J’avoue que cette lecture, même courte, m’a mis mal à l’aise, lorsqu’il décrit comment se passent ces automutilations, qui ressemblent à du masochisme. Ce sont des choses que je n’aime pas voir. Mais c’est personnel..

Citations

(p. 25)

La peau est une barrière, une enveloppe narcissique qui protège du chaos possible du monde. Porte que l »‘on ouvre ou ferme à son gré, mais souvent aussi à son insu. Elle est un écran où l’on projette une identité rêvée, comme dans le tatouage, le piercing, ou les innombrables modes de mise en scène de l’apparence qui régissent nos sociétés. Ou, à l’inverse, une identité insupportable dont on voudrait se dépouiller et dont les blessures corporelles auto-infligées sont l’indice.

(p. 36)

Les atteintes à l’intégrité corporelle ne soulèvent guère, en principe, l’hypothèse de mourir. Les incisions, les scarifications, les brûlures, les piqûres, les coups, les frottements, les insertions d’objets sous la peau ne sont pas l’indice d’une volonté de se détruire ou de mourir. Elles ne sont pas des tentatives de suicide mais des tentatives de vivre, ultime manière de bricoler du sens sur son corps en faisant la part du feu, c’est-à-dire en sacrifiant une part de soi pour pouvoir continuer à exister. La blessure auto-infligée n’est pas souffrance mais opposition à la souffrance, elle est un compromis, un essai de restauration du sens. La conspiration intime est moins contre l’existence qui en sa faveur, elle tente de se frayer une issue permettant enfin d’être soi. Le passage à l’acte de l’entame corporelle ou de la conduite à risque conjure une catastrophe du sens, elle en absorbe les effets destructeurs en la fixant sur la peau et en essayant de la reprendre en main.

= = = = =

■ Essayez ■
Pour chacune des affirmations suivantes, précisez si elle concorde avec le texte fourni, en répondant par oui ou par non et en citant mot pour mot le passage qui tranche.
1. Le texte présente les blessures auto-infligées comme des tentatives de suicide.
2. La peau y est décrite comme une barrière protégeant du chaos possible du monde.
3. La personne qui rédige la note affirme que cette lecture l’a laissée à l’aise.
La liste ci-après n’a aucun lien avec le texte fourni.

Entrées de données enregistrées
= = = = =

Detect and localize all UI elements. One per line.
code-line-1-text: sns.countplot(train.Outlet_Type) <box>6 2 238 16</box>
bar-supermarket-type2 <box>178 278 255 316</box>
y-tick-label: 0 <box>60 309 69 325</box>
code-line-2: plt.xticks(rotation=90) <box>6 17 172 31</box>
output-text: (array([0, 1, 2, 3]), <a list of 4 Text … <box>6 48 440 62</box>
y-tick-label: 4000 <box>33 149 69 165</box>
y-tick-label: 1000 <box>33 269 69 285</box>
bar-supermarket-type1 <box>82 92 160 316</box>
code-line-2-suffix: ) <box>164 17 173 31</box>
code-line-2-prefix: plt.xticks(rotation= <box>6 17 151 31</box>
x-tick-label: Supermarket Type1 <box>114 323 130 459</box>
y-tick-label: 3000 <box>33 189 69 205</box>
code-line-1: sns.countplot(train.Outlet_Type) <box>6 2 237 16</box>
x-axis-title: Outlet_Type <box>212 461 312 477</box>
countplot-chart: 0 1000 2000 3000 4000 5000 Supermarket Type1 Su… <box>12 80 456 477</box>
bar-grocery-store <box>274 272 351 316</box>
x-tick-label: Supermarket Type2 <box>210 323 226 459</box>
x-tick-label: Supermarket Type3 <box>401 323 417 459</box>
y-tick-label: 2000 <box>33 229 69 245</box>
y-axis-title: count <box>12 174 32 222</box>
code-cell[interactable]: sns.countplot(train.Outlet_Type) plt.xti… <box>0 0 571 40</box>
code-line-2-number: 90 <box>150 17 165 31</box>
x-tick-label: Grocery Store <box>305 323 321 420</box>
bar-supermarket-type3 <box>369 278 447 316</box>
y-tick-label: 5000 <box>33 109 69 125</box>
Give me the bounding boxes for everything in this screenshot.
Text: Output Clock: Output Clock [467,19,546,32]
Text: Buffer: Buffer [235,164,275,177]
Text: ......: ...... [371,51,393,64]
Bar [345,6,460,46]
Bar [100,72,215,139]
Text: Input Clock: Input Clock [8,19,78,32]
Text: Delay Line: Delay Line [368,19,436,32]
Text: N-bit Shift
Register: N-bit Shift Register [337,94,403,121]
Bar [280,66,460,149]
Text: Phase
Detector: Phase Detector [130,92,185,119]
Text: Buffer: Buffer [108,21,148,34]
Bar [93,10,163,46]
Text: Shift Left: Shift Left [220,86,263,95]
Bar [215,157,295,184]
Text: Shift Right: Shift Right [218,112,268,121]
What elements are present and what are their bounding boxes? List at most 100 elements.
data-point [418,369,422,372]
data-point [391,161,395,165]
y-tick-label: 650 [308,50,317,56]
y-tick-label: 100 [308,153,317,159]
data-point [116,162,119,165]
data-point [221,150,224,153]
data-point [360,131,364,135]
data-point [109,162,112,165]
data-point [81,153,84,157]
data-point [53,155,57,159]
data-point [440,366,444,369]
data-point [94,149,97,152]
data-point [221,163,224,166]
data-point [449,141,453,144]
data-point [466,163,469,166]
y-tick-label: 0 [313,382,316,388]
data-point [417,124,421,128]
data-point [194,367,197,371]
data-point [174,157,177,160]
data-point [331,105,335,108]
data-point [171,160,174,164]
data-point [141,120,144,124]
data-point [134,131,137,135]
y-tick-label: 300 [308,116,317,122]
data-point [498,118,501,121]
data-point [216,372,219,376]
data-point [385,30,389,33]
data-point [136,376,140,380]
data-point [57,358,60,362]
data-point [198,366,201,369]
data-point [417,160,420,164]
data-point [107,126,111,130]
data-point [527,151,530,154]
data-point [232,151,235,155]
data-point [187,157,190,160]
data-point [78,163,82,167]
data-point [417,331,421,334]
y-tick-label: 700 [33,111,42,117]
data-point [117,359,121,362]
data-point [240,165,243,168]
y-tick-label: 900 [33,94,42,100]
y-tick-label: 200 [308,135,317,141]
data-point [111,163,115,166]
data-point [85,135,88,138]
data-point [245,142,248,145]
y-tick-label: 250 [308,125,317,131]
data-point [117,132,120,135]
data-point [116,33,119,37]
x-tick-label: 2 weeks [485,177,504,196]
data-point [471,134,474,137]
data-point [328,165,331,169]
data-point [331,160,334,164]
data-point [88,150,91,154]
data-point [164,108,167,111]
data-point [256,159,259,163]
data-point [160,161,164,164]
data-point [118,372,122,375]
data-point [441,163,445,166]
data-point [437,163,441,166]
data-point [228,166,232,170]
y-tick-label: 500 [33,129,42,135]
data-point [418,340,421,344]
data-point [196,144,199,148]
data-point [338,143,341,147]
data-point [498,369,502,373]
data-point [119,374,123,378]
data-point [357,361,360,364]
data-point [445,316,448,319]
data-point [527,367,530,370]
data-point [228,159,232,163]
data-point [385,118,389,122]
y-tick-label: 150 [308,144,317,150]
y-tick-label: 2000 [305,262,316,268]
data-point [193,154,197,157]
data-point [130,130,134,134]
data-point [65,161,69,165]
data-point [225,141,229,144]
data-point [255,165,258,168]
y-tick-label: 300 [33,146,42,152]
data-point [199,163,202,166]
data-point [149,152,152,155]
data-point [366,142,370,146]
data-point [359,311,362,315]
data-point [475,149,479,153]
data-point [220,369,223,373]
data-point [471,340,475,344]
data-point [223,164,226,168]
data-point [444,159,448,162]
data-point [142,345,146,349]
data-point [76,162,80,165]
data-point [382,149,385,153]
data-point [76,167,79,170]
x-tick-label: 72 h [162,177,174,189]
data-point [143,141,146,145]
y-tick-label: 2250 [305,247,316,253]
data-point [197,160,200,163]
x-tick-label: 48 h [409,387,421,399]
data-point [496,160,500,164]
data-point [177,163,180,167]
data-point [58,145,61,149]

= = = = =

■ Corrigé ■
1. Non : « Elles ne sont pas des tentatives de suicide mais des tentatives de vivre »
2. Oui : « La peau est une barrière, une enveloppe narcissique qui protège du chaos possible du monde. »
3. Non : « cette lecture, même courte, m’a mis mal à l’aise »